§ Listed entries

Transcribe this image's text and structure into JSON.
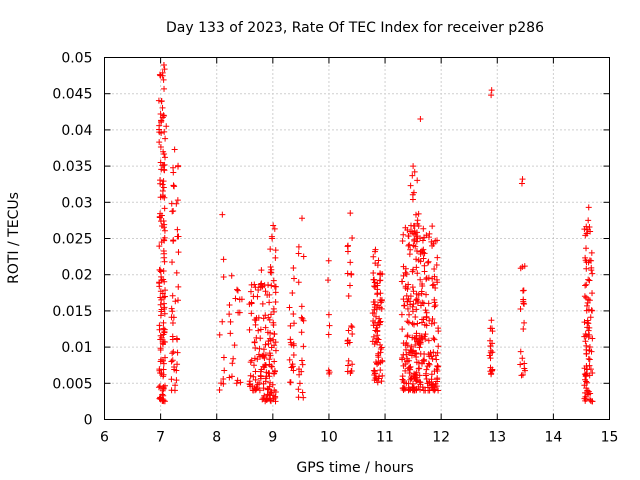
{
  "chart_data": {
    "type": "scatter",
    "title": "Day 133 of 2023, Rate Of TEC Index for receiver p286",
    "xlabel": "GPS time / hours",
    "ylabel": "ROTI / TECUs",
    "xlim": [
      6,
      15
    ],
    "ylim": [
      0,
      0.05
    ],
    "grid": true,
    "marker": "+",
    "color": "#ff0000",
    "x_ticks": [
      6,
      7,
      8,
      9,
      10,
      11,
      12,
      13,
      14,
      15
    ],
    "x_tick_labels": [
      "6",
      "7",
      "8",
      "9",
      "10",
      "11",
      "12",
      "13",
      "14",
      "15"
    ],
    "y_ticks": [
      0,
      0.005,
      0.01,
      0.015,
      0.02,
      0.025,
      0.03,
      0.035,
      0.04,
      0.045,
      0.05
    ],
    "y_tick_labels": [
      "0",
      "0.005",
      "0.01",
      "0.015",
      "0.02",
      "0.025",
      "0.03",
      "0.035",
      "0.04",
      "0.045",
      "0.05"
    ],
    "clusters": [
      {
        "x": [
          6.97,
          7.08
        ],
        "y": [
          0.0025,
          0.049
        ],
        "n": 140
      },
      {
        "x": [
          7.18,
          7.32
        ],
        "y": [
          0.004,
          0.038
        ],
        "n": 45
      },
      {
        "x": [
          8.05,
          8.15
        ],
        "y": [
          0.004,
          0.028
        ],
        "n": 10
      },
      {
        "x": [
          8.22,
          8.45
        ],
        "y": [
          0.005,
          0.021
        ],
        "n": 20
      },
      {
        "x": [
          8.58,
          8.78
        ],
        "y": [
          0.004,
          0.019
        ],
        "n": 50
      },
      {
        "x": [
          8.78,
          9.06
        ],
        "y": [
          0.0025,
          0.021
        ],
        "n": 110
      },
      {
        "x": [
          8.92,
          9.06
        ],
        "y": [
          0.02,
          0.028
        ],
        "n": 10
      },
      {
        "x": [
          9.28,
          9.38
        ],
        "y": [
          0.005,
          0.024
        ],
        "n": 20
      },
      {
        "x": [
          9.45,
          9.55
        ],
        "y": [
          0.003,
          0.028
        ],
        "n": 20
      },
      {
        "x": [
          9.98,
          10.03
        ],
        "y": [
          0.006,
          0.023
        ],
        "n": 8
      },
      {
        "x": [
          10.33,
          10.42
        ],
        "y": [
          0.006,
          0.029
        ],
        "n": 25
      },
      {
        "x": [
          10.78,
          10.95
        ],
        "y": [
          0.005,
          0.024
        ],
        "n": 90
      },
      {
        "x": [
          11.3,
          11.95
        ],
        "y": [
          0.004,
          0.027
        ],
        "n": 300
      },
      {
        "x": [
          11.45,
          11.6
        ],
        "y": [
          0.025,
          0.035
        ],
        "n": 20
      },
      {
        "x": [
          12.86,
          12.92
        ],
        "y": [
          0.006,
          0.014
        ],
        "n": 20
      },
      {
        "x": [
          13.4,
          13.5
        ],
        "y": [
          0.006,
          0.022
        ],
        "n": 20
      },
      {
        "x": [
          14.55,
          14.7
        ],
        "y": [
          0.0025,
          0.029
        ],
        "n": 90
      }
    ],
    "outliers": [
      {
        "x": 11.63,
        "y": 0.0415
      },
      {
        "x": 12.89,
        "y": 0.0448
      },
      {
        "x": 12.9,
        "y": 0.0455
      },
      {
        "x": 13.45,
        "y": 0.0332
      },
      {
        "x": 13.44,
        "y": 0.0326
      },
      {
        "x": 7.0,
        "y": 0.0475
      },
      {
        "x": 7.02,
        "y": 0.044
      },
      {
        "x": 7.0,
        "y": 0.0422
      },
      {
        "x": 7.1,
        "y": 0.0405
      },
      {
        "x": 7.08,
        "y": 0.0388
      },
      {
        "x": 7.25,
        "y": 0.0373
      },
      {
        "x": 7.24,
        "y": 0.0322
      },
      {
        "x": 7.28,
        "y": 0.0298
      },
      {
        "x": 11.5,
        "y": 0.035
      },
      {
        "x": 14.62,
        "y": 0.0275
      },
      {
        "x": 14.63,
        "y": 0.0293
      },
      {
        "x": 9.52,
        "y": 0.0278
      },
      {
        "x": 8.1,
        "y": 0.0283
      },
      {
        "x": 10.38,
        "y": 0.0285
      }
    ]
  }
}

---

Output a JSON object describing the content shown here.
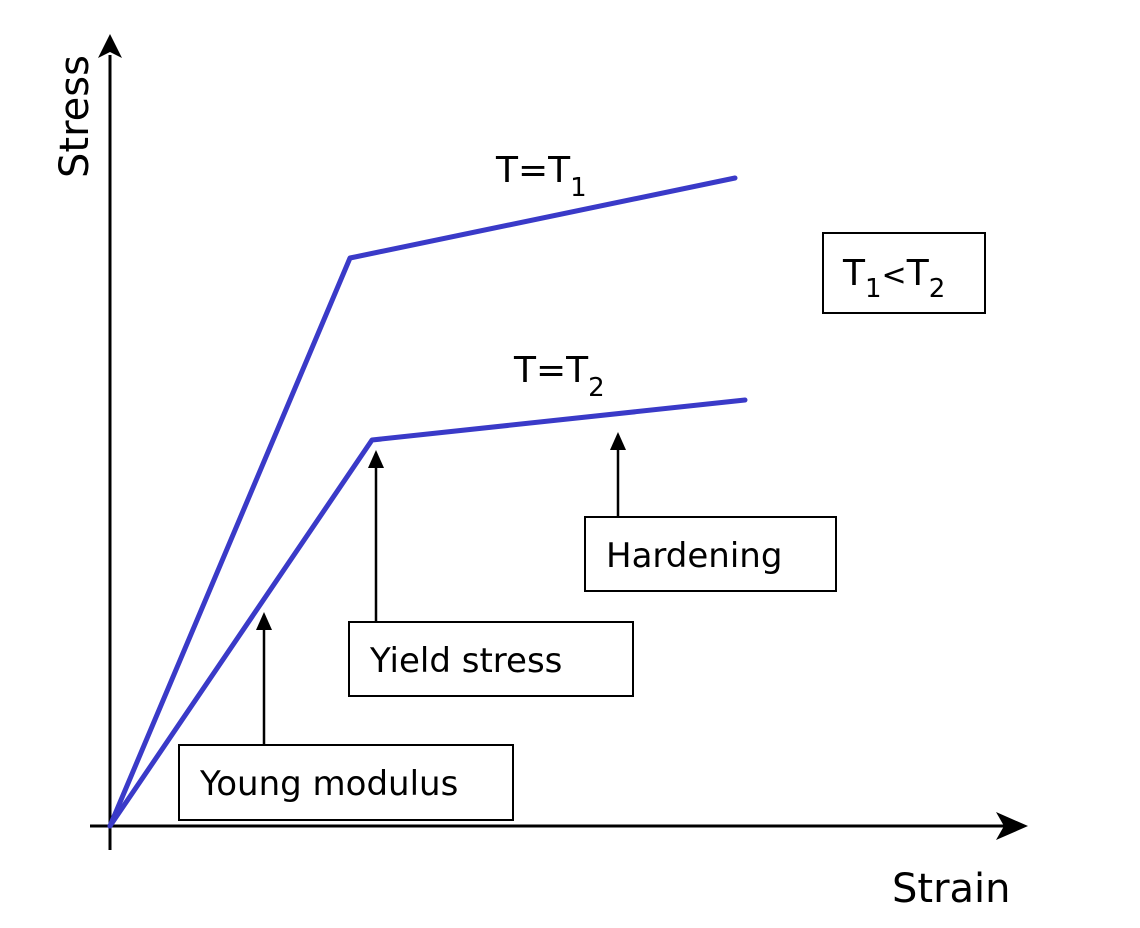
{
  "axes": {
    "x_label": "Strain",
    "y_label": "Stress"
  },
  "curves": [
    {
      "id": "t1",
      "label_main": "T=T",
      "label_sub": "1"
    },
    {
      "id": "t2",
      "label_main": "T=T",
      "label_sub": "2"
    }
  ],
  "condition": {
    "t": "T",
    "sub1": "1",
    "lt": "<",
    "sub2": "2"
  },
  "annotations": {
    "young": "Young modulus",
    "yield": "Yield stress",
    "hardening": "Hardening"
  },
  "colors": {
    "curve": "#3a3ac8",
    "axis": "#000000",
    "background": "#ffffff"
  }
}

* * *

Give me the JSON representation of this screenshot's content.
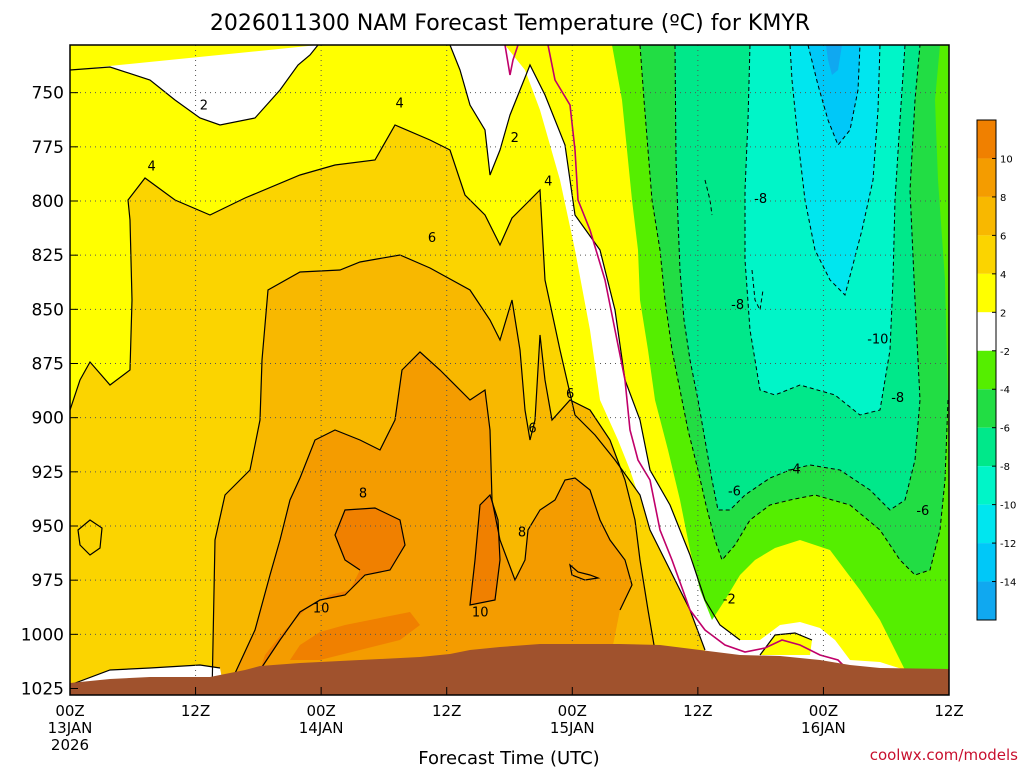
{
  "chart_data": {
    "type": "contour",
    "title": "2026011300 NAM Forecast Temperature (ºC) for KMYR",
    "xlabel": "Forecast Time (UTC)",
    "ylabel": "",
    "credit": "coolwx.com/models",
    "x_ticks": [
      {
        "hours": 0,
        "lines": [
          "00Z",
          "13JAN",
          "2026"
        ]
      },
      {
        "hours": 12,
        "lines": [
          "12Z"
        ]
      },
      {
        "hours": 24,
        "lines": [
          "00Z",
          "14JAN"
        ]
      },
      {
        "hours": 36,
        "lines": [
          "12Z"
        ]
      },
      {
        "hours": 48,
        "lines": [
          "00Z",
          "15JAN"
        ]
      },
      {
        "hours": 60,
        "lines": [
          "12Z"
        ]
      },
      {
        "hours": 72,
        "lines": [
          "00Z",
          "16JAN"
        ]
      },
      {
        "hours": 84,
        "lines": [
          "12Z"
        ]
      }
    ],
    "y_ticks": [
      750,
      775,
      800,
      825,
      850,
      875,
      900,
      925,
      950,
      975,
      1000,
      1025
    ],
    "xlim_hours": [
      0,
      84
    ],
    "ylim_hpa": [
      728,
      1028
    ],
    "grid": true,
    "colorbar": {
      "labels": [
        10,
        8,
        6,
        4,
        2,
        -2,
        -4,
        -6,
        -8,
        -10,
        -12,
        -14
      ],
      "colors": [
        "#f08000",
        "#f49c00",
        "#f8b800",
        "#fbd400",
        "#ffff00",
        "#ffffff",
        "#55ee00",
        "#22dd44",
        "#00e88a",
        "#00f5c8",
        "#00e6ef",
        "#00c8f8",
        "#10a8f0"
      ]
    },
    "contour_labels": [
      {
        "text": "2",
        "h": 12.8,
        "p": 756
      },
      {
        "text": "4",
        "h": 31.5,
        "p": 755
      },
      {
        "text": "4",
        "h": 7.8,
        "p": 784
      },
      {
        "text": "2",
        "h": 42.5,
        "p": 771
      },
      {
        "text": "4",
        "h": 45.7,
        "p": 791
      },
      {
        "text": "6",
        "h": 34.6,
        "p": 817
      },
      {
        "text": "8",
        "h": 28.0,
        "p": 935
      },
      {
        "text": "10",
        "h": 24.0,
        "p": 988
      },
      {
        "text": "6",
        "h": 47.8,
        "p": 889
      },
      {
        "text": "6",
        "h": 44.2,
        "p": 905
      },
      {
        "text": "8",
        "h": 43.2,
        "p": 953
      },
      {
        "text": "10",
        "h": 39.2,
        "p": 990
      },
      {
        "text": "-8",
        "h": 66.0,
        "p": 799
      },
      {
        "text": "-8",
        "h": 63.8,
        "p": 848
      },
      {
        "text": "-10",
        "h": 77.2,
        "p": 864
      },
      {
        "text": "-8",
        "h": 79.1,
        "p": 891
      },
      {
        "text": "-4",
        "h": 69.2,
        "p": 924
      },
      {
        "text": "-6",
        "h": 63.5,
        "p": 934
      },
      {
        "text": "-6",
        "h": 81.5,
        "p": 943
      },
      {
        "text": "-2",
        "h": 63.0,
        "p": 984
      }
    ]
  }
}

§ Directions for this task
From the listing above, pick out every line containing "Forecast".

§ Output below
    "title": "2026011300 NAM Forecast Temperature (ºC) for KMYR",
    "xlabel": "Forecast Time (UTC)",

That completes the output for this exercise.